### BRIEF
Copy out every record precisely.
---- STORED RECORDS
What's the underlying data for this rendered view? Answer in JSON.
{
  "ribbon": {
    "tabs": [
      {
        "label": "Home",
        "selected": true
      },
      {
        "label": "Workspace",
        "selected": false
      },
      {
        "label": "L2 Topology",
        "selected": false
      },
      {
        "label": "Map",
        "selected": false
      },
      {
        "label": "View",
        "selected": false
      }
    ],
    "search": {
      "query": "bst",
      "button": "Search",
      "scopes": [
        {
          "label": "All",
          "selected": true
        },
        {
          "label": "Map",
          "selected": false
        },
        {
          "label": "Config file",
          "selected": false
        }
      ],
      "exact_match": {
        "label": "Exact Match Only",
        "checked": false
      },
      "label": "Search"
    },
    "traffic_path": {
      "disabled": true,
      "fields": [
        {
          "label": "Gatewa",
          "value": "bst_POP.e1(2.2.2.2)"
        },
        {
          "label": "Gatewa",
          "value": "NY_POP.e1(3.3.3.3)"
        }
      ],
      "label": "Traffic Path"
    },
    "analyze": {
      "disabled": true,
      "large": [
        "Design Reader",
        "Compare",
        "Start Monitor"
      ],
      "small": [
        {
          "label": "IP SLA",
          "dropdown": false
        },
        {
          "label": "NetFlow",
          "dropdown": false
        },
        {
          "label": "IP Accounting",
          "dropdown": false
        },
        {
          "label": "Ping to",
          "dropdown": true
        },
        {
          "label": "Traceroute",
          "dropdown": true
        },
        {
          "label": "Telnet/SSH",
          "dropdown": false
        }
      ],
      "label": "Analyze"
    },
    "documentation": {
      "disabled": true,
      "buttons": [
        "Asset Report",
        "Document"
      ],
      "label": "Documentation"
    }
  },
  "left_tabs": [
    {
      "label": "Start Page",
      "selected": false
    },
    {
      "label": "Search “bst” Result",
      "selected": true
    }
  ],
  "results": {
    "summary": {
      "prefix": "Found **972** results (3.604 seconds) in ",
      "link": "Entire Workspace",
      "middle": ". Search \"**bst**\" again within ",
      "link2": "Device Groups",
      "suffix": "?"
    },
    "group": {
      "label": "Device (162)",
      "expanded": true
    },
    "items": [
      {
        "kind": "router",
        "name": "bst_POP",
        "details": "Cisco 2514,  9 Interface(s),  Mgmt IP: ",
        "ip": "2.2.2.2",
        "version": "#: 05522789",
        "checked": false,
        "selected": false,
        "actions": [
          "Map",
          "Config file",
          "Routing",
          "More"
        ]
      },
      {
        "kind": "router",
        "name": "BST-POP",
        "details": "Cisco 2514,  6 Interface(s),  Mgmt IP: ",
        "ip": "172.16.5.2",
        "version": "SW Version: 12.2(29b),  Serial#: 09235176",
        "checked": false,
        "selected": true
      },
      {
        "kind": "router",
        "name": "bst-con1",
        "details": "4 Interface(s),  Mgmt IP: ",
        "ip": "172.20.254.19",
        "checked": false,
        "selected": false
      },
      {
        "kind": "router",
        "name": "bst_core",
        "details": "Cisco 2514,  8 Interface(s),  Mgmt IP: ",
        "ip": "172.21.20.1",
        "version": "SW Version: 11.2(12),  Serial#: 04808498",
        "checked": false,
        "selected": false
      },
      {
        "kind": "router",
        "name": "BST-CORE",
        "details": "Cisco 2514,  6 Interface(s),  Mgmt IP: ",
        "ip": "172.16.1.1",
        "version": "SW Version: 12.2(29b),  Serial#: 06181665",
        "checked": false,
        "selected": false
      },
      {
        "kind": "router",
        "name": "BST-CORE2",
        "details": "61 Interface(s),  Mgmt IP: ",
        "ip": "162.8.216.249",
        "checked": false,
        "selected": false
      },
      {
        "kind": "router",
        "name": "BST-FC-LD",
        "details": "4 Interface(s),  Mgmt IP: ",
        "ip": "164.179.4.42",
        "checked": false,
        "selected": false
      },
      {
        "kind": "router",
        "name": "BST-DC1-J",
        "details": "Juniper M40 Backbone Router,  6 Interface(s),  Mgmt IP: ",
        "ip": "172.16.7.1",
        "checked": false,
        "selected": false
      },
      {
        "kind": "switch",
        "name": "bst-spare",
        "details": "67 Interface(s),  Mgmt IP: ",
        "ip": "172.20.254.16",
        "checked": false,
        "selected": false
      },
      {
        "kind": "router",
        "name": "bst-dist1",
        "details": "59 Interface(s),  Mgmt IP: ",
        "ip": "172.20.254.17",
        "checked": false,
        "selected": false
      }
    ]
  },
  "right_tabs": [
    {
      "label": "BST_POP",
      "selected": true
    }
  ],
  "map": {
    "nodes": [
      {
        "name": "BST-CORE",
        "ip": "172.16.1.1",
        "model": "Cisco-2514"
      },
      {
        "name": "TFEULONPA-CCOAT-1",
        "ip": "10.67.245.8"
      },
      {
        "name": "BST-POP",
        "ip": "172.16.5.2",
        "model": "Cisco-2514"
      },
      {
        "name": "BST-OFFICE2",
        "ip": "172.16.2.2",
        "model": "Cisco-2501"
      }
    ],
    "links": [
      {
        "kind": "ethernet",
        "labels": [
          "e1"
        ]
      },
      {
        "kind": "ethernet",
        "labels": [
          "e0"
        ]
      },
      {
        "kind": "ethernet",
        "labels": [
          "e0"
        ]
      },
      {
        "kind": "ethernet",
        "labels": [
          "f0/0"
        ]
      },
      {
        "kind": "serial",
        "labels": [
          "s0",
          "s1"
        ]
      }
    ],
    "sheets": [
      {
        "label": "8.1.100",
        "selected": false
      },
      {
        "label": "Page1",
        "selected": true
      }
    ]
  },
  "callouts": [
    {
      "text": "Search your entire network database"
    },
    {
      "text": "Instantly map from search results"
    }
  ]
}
--------
### FINAL ANSWER
What's the underlying data for this rendered view? Answer in JSON.
{
  "ribbon": {
    "tabs": [
      {
        "label": "Home",
        "selected": true
      },
      {
        "label": "Workspace",
        "selected": false
      },
      {
        "label": "L2 Topology",
        "selected": false
      },
      {
        "label": "Map",
        "selected": false
      },
      {
        "label": "View",
        "selected": false
      }
    ],
    "search": {
      "query": "bst",
      "button": "Search",
      "scopes": [
        {
          "label": "All",
          "selected": true
        },
        {
          "label": "Map",
          "selected": false
        },
        {
          "label": "Config file",
          "selected": false
        }
      ],
      "exact_match": {
        "label": "Exact Match Only",
        "checked": false
      },
      "label": "Search"
    },
    "traffic_path": {
      "disabled": true,
      "fields": [
        {
          "label": "Gatewa",
          "value": "bst_POP.e1(2.2.2.2)"
        },
        {
          "label": "Gatewa",
          "value": "NY_POP.e1(3.3.3.3)"
        }
      ],
      "label": "Traffic Path"
    },
    "analyze": {
      "disabled": true,
      "large": [
        "Design Reader",
        "Compare",
        "Start Monitor"
      ],
      "small": [
        {
          "label": "IP SLA",
          "dropdown": false
        },
        {
          "label": "NetFlow",
          "dropdown": false
        },
        {
          "label": "IP Accounting",
          "dropdown": false
        },
        {
          "label": "Ping to",
          "dropdown": true
        },
        {
          "label": "Traceroute",
          "dropdown": true
        },
        {
          "label": "Telnet/SSH",
          "dropdown": false
        }
      ],
      "label": "Analyze"
    },
    "documentation": {
      "disabled": true,
      "buttons": [
        "Asset Report",
        "Document"
      ],
      "label": "Documentation"
    }
  },
  "left_tabs": [
    {
      "label": "Start Page",
      "selected": false
    },
    {
      "label": "Search “bst” Result",
      "selected": true
    }
  ],
  "results": {
    "summary": {
      "prefix": "Found **972** results (3.604 seconds) in ",
      "link": "Entire Workspace",
      "middle": ". Search \"**bst**\" again within ",
      "link2": "Device Groups",
      "suffix": "?"
    },
    "group": {
      "label": "Device (162)",
      "expanded": true
    },
    "items": [
      {
        "kind": "router",
        "name": "bst_POP",
        "details": "Cisco 2514,  9 Interface(s),  Mgmt IP: ",
        "ip": "2.2.2.2",
        "version": "#: 05522789",
        "checked": false,
        "selected": false,
        "actions": [
          "Map",
          "Config file",
          "Routing",
          "More"
        ]
      },
      {
        "kind": "router",
        "name": "BST-POP",
        "details": "Cisco 2514,  6 Interface(s),  Mgmt IP: ",
        "ip": "172.16.5.2",
        "version": "SW Version: 12.2(29b),  Serial#: 09235176",
        "checked": false,
        "selected": true
      },
      {
        "kind": "router",
        "name": "bst-con1",
        "details": "4 Interface(s),  Mgmt IP: ",
        "ip": "172.20.254.19",
        "checked": false,
        "selected": false
      },
      {
        "kind": "router",
        "name": "bst_core",
        "details": "Cisco 2514,  8 Interface(s),  Mgmt IP: ",
        "ip": "172.21.20.1",
        "version": "SW Version: 11.2(12),  Serial#: 04808498",
        "checked": false,
        "selected": false
      },
      {
        "kind": "router",
        "name": "BST-CORE",
        "details": "Cisco 2514,  6 Interface(s),  Mgmt IP: ",
        "ip": "172.16.1.1",
        "version": "SW Version: 12.2(29b),  Serial#: 06181665",
        "checked": false,
        "selected": false
      },
      {
        "kind": "router",
        "name": "BST-CORE2",
        "details": "61 Interface(s),  Mgmt IP: ",
        "ip": "162.8.216.249",
        "checked": false,
        "selected": false
      },
      {
        "kind": "router",
        "name": "BST-FC-LD",
        "details": "4 Interface(s),  Mgmt IP: ",
        "ip": "164.179.4.42",
        "checked": false,
        "selected": false
      },
      {
        "kind": "router",
        "name": "BST-DC1-J",
        "details": "Juniper M40 Backbone Router,  6 Interface(s),  Mgmt IP: ",
        "ip": "172.16.7.1",
        "checked": false,
        "selected": false
      },
      {
        "kind": "switch",
        "name": "bst-spare",
        "details": "67 Interface(s),  Mgmt IP: ",
        "ip": "172.20.254.16",
        "checked": false,
        "selected": false
      },
      {
        "kind": "router",
        "name": "bst-dist1",
        "details": "59 Interface(s),  Mgmt IP: ",
        "ip": "172.20.254.17",
        "checked": false,
        "selected": false
      }
    ]
  },
  "right_tabs": [
    {
      "label": "BST_POP",
      "selected": true
    }
  ],
  "map": {
    "nodes": [
      {
        "name": "BST-CORE",
        "ip": "172.16.1.1",
        "model": "Cisco-2514"
      },
      {
        "name": "TFEULONPA-CCOAT-1",
        "ip": "10.67.245.8"
      },
      {
        "name": "BST-POP",
        "ip": "172.16.5.2",
        "model": "Cisco-2514"
      },
      {
        "name": "BST-OFFICE2",
        "ip": "172.16.2.2",
        "model": "Cisco-2501"
      }
    ],
    "links": [
      {
        "kind": "ethernet",
        "labels": [
          "e1"
        ]
      },
      {
        "kind": "ethernet",
        "labels": [
          "e0"
        ]
      },
      {
        "kind": "ethernet",
        "labels": [
          "e0"
        ]
      },
      {
        "kind": "ethernet",
        "labels": [
          "f0/0"
        ]
      },
      {
        "kind": "serial",
        "labels": [
          "s0",
          "s1"
        ]
      }
    ],
    "sheets": [
      {
        "label": "8.1.100",
        "selected": false
      },
      {
        "label": "Page1",
        "selected": true
      }
    ]
  },
  "callouts": [
    {
      "text": "Search your entire network database"
    },
    {
      "text": "Instantly map from search results"
    }
  ]
}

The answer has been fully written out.